- **Aim**: Every record must be transcribed in its entirety, apart from the images, which are to be omitted.

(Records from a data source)
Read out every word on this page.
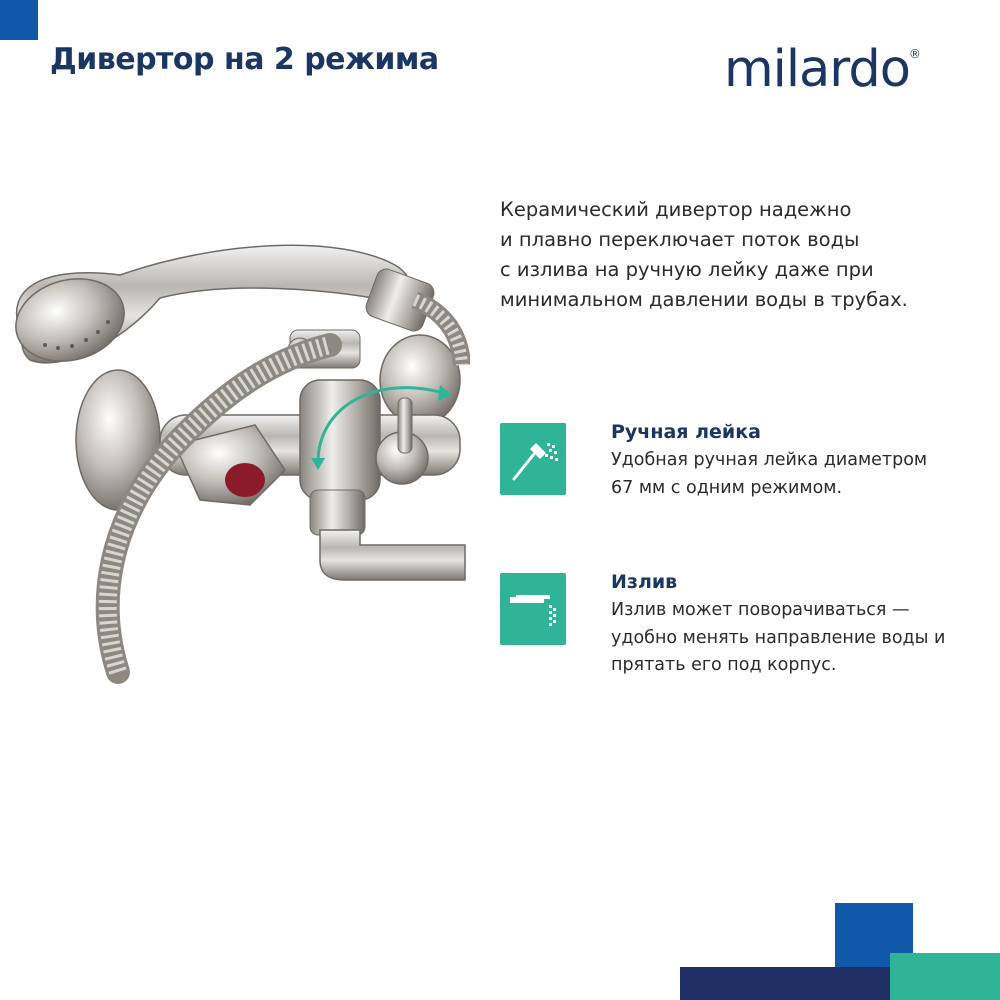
Дивертор на 2 режима	milardo ®

Керамический дивертор надежно
и плавно переключает поток воды
с излива на ручную лейку даже при
минимальном давлении воды в трубах.

Ручная лейка

Удобная ручная лейка диаметром
67 мм с одним режимом.

Излив

Излив может поворачиваться —
удобно менять направление воды и
прятать его под корпус.
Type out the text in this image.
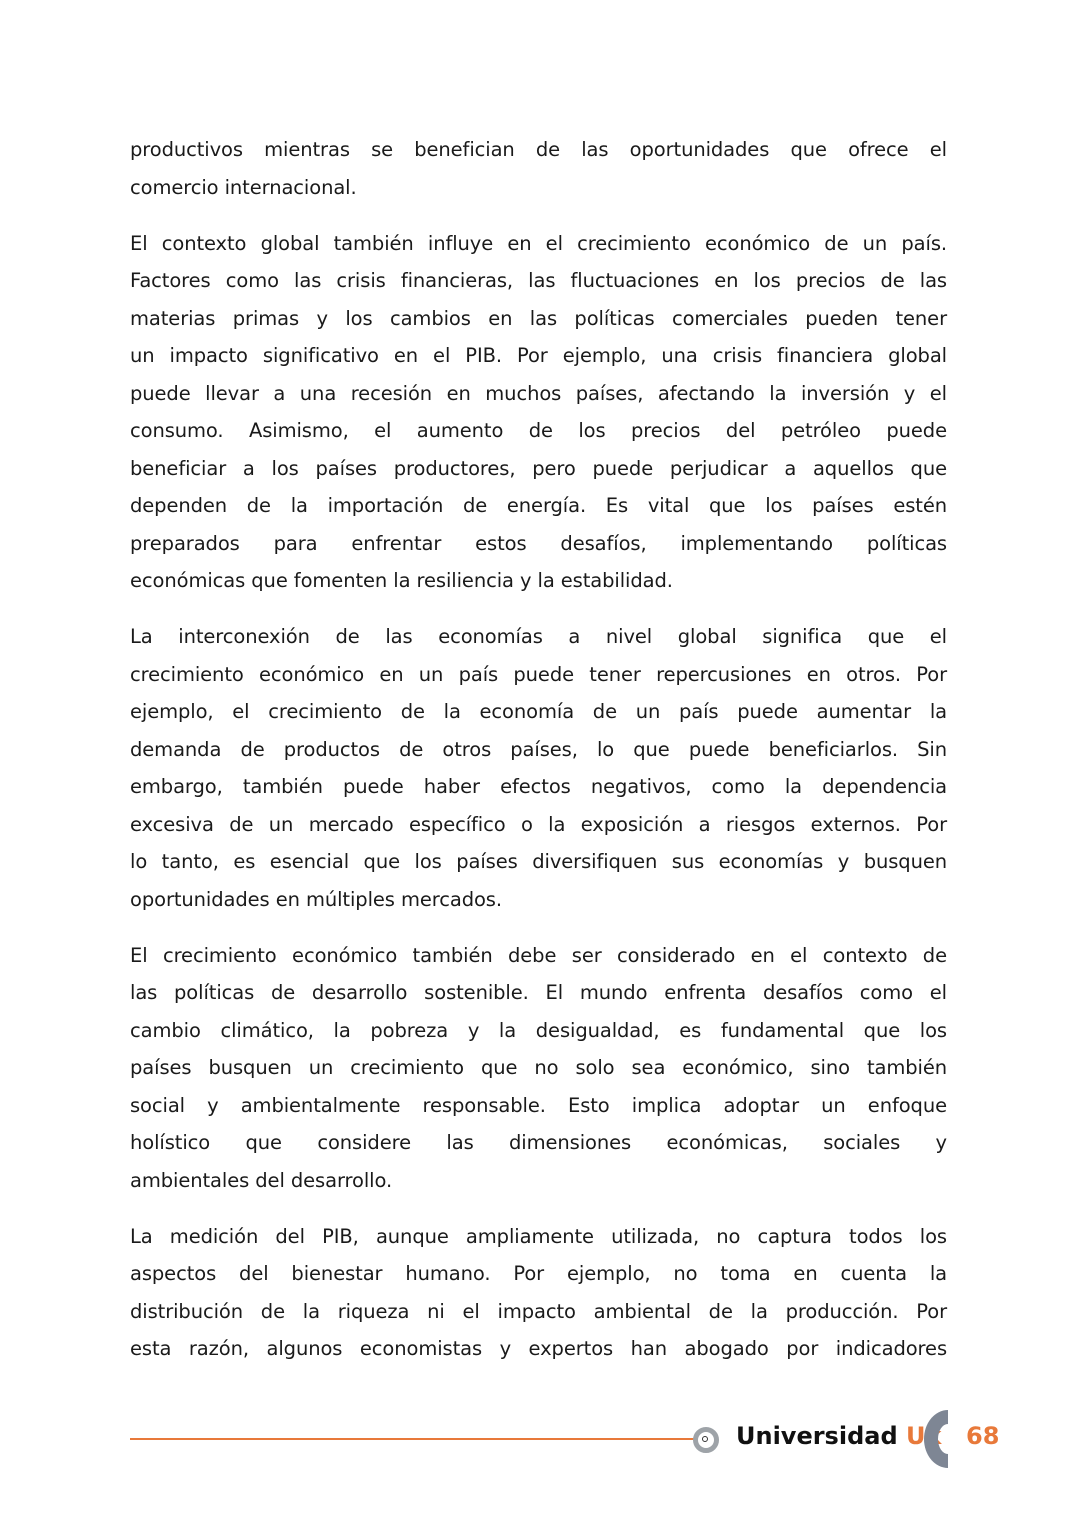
productivos mientras se benefician de las oportunidades que ofrece el
comercio internacional.
El contexto global también influye en el crecimiento económico de un país.
Factores como las crisis financieras, las fluctuaciones en los precios de las
materias primas y los cambios en las políticas comerciales pueden tener
un impacto significativo en el PIB. Por ejemplo, una crisis financiera global
puede llevar a una recesión en muchos países, afectando la inversión y el
consumo. Asimismo, el aumento de los precios del petróleo puede
beneficiar a los países productores, pero puede perjudicar a aquellos que
dependen de la importación de energía. Es vital que los países estén
preparados para enfrentar estos desafíos, implementando políticas
económicas que fomenten la resiliencia y la estabilidad.
La interconexión de las economías a nivel global significa que el
crecimiento económico en un país puede tener repercusiones en otros. Por
ejemplo, el crecimiento de la economía de un país puede aumentar la
demanda de productos de otros países, lo que puede beneficiarlos. Sin
embargo, también puede haber efectos negativos, como la dependencia
excesiva de un mercado específico o la exposición a riesgos externos. Por
lo tanto, es esencial que los países diversifiquen sus economías y busquen
oportunidades en múltiples mercados.
El crecimiento económico también debe ser considerado en el contexto de
las políticas de desarrollo sostenible. El mundo enfrenta desafíos como el
cambio climático, la pobreza y la desigualdad, es fundamental que los
países busquen un crecimiento que no solo sea económico, sino también
social y ambientalmente responsable. Esto implica adoptar un enfoque
holístico que considere las dimensiones económicas, sociales y
ambientales del desarrollo.
La medición del PIB, aunque ampliamente utilizada, no captura todos los
aspectos del bienestar humano. Por ejemplo, no toma en cuenta la
distribución de la riqueza ni el impacto ambiental de la producción. Por
esta razón, algunos economistas y expertos han abogado por indicadores
Universidad Uk 68
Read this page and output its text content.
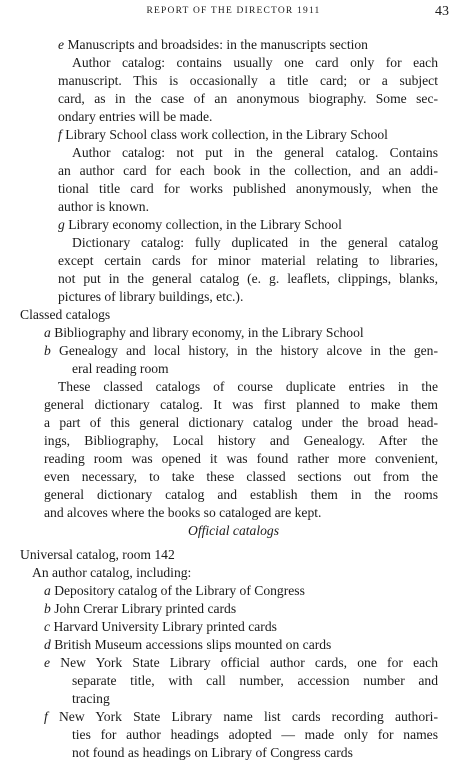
REPORT OF THE DIRECTOR 1911	43
e Manuscripts and broadsides: in the manuscripts section
Author catalog: contains usually one card only for each
manuscript. This is occasionally a title card; or a subject
card, as in the case of an anonymous biography. Some sec-
ondary entries will be made.
f Library School class work collection, in the Library School
Author catalog: not put in the general catalog. Contains
an author card for each book in the collection, and an addi-
tional title card for works published anonymously, when the
author is known.
g Library economy collection, in the Library School
Dictionary catalog: fully duplicated in the general catalog
except certain cards for minor material relating to libraries,
not put in the general catalog (e. g. leaflets, clippings, blanks,
pictures of library buildings, etc.).
Classed catalogs
a Bibliography and library economy, in the Library School
b Genealogy and local history, in the history alcove in the gen-
eral reading room
These classed catalogs of course duplicate entries in the
general dictionary catalog. It was first planned to make them
a part of this general dictionary catalog under the broad head-
ings, Bibliography, Local history and Genealogy. After the
reading room was opened it was found rather more convenient,
even necessary, to take these classed sections out from the
general dictionary catalog and establish them in the rooms
and alcoves where the books so cataloged are kept.
Official catalogs
Universal catalog, room 142
An author catalog, including:
a Depository catalog of the Library of Congress
b John Crerar Library printed cards
c Harvard University Library printed cards
d British Museum accessions slips mounted on cards
e New York State Library official author cards, one for each
separate title, with call number, accession number and
tracing
f New York State Library name list cards recording authori-
ties for author headings adopted — made only for names
not found as headings on Library of Congress cards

- **Answer to the task**:
Read out every word on this page.
Дивертор на 2 режима	milardo ®

Керамический дивертор надежно
и плавно переключает поток воды
с излива на ручную лейку даже при
минимальном давлении воды в трубах.

Ручная лейка

Удобная ручная лейка диаметром
67 мм с одним режимом.

Излив

Излив может поворачиваться —
удобно менять направление воды и
прятать его под корпус.
Type out the text in this image.
productivos mientras se benefician de las oportunidades que ofrece el
comercio internacional.
El contexto global también influye en el crecimiento económico de un país.
Factores como las crisis financieras, las fluctuaciones en los precios de las
materias primas y los cambios en las políticas comerciales pueden tener
un impacto significativo en el PIB. Por ejemplo, una crisis financiera global
puede llevar a una recesión en muchos países, afectando la inversión y el
consumo. Asimismo, el aumento de los precios del petróleo puede
beneficiar a los países productores, pero puede perjudicar a aquellos que
dependen de la importación de energía. Es vital que los países estén
preparados para enfrentar estos desafíos, implementando políticas
económicas que fomenten la resiliencia y la estabilidad.
La interconexión de las economías a nivel global significa que el
crecimiento económico en un país puede tener repercusiones en otros. Por
ejemplo, el crecimiento de la economía de un país puede aumentar la
demanda de productos de otros países, lo que puede beneficiarlos. Sin
embargo, también puede haber efectos negativos, como la dependencia
excesiva de un mercado específico o la exposición a riesgos externos. Por
lo tanto, es esencial que los países diversifiquen sus economías y busquen
oportunidades en múltiples mercados.
El crecimiento económico también debe ser considerado en el contexto de
las políticas de desarrollo sostenible. El mundo enfrenta desafíos como el
cambio climático, la pobreza y la desigualdad, es fundamental que los
países busquen un crecimiento que no solo sea económico, sino también
social y ambientalmente responsable. Esto implica adoptar un enfoque
holístico que considere las dimensiones económicas, sociales y
ambientales del desarrollo.
La medición del PIB, aunque ampliamente utilizada, no captura todos los
aspectos del bienestar humano. Por ejemplo, no toma en cuenta la
distribución de la riqueza ni el impacto ambiental de la producción. Por
esta razón, algunos economistas y expertos han abogado por indicadores
Universidad Uk 68
Read this page and output its text content.
REPORT OF THE DIRECTOR 1911	43
e Manuscripts and broadsides: in the manuscripts section
Author catalog: contains usually one card only for each
manuscript. This is occasionally a title card; or a subject
card, as in the case of an anonymous biography. Some sec-
ondary entries will be made.
f Library School class work collection, in the Library School
Author catalog: not put in the general catalog. Contains
an author card for each book in the collection, and an addi-
tional title card for works published anonymously, when the
author is known.
g Library economy collection, in the Library School
Dictionary catalog: fully duplicated in the general catalog
except certain cards for minor material relating to libraries,
not put in the general catalog (e. g. leaflets, clippings, blanks,
pictures of library buildings, etc.).
Classed catalogs
a Bibliography and library economy, in the Library School
b Genealogy and local history, in the history alcove in the gen-
eral reading room
These classed catalogs of course duplicate entries in the
general dictionary catalog. It was first planned to make them
a part of this general dictionary catalog under the broad head-
ings, Bibliography, Local history and Genealogy. After the
reading room was opened it was found rather more convenient,
even necessary, to take these classed sections out from the
general dictionary catalog and establish them in the rooms
and alcoves where the books so cataloged are kept.
Official catalogs
Universal catalog, room 142
An author catalog, including:
a Depository catalog of the Library of Congress
b John Crerar Library printed cards
c Harvard University Library printed cards
d British Museum accessions slips mounted on cards
e New York State Library official author cards, one for each
separate title, with call number, accession number and
tracing
f New York State Library name list cards recording authori-
ties for author headings adopted — made only for names
not found as headings on Library of Congress cards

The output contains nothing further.